◆ Set problem
Pull out every line with the word "JSON" from the entries below.

◆ Task inputs
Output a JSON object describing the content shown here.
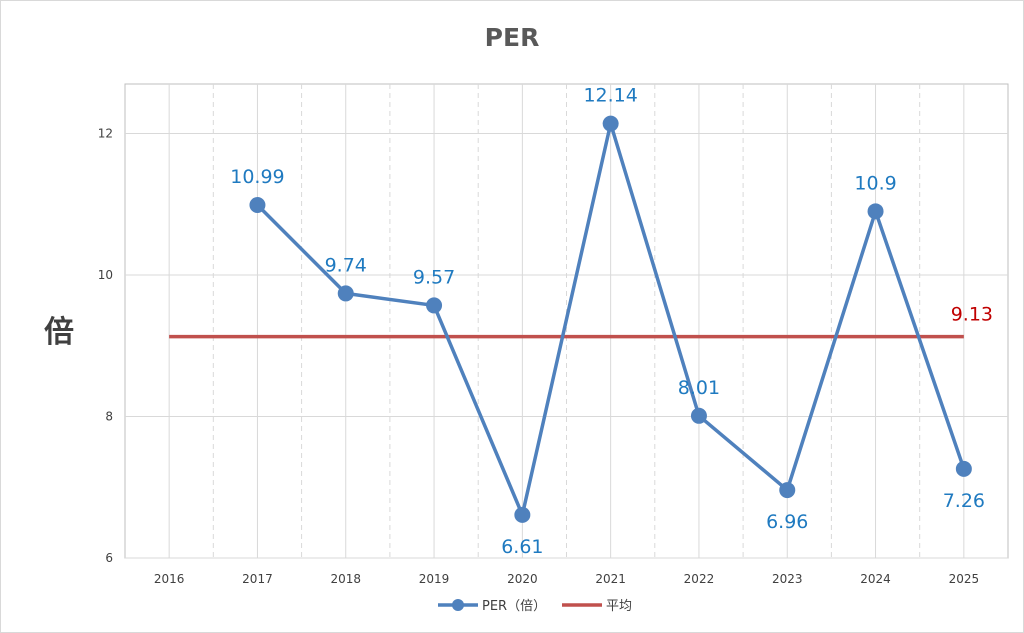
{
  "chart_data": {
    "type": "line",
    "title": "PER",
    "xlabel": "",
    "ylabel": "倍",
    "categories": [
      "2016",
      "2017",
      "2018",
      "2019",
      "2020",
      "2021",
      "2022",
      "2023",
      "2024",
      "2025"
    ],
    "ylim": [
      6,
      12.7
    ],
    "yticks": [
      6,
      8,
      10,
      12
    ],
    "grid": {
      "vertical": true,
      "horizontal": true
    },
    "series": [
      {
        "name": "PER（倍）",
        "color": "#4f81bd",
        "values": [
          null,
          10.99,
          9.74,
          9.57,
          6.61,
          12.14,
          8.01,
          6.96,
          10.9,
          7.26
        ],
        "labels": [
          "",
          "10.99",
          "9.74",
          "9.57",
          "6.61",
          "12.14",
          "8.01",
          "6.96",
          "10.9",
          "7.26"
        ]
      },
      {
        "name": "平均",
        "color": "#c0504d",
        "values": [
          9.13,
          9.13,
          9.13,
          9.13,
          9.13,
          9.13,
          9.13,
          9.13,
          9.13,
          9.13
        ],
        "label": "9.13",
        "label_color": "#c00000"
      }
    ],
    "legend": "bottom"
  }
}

==

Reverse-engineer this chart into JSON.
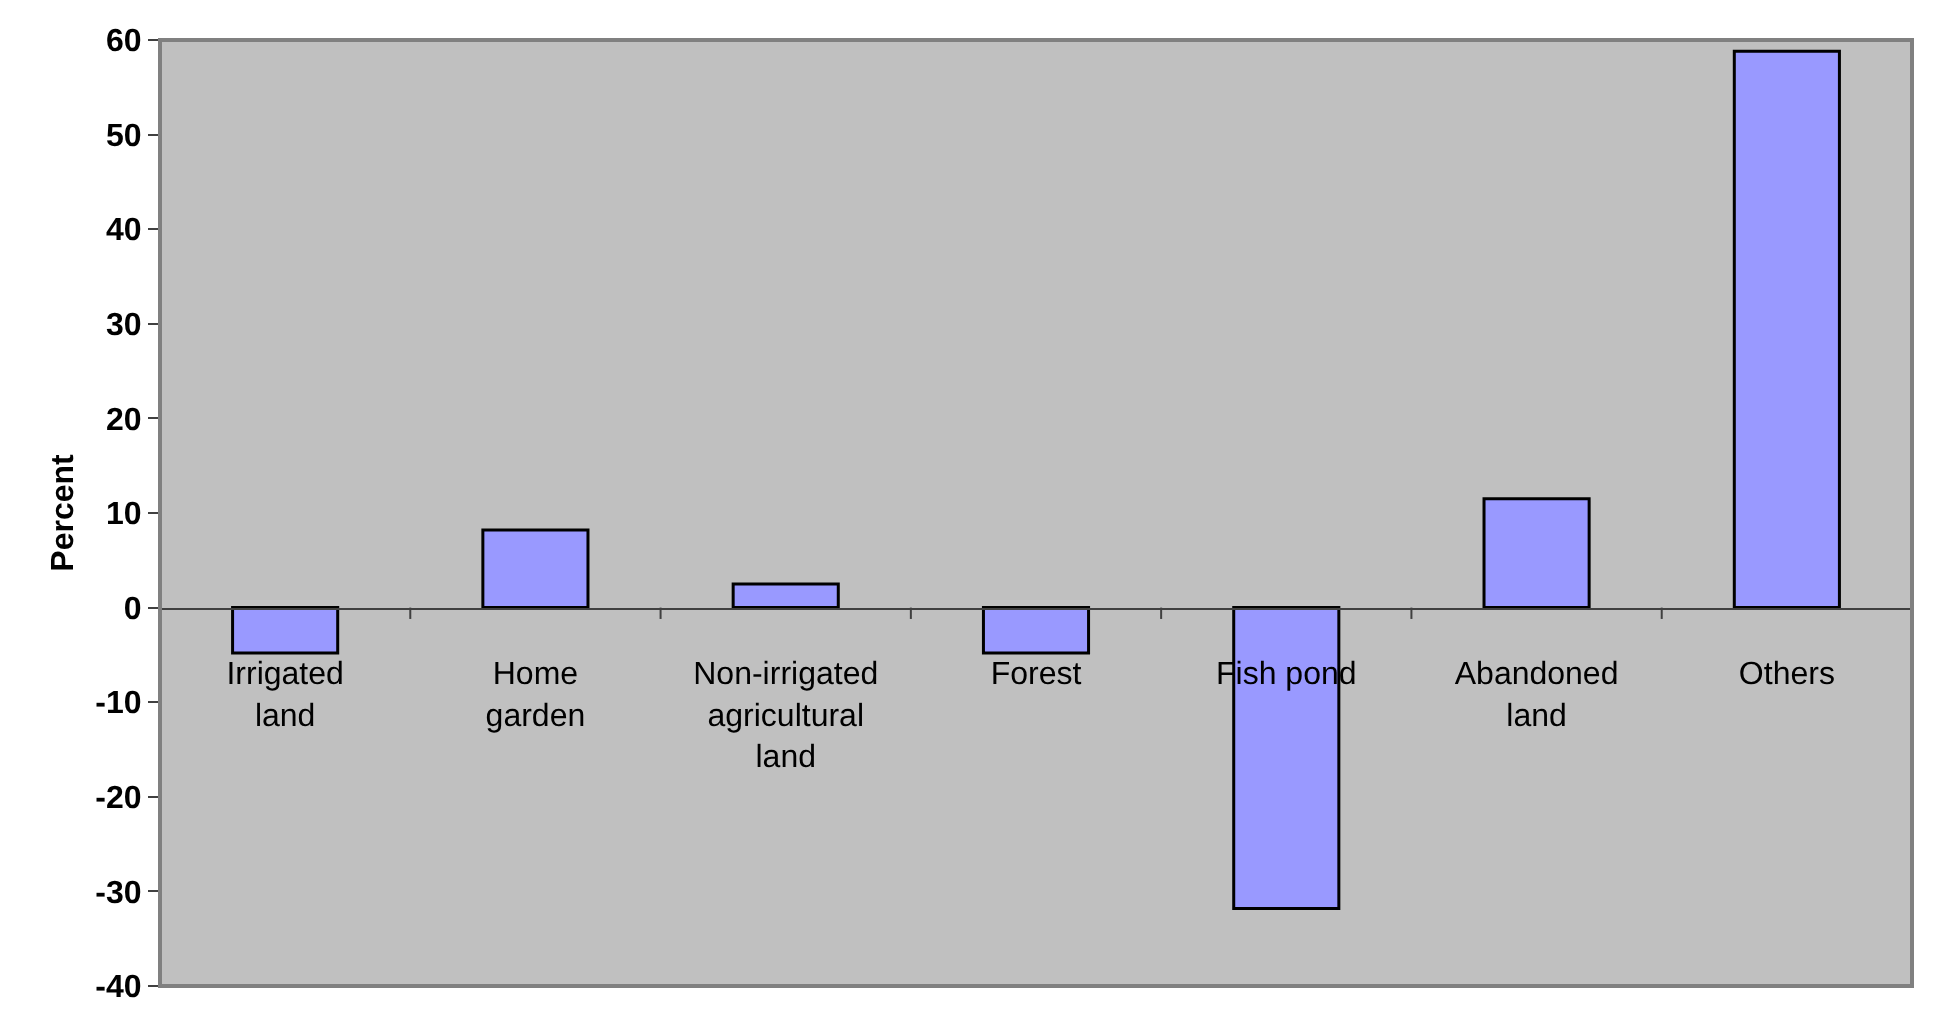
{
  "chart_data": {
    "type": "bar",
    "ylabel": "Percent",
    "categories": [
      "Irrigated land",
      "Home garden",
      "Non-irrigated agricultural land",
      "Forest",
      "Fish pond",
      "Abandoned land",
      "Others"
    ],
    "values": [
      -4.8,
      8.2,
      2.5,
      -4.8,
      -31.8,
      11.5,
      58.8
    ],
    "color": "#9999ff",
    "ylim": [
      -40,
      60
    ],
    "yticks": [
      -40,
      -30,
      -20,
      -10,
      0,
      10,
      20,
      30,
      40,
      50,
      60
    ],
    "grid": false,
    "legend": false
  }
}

◆ Task output
Output a JSON object describing the content shown here.
Reverse-engineer this chart into JSON.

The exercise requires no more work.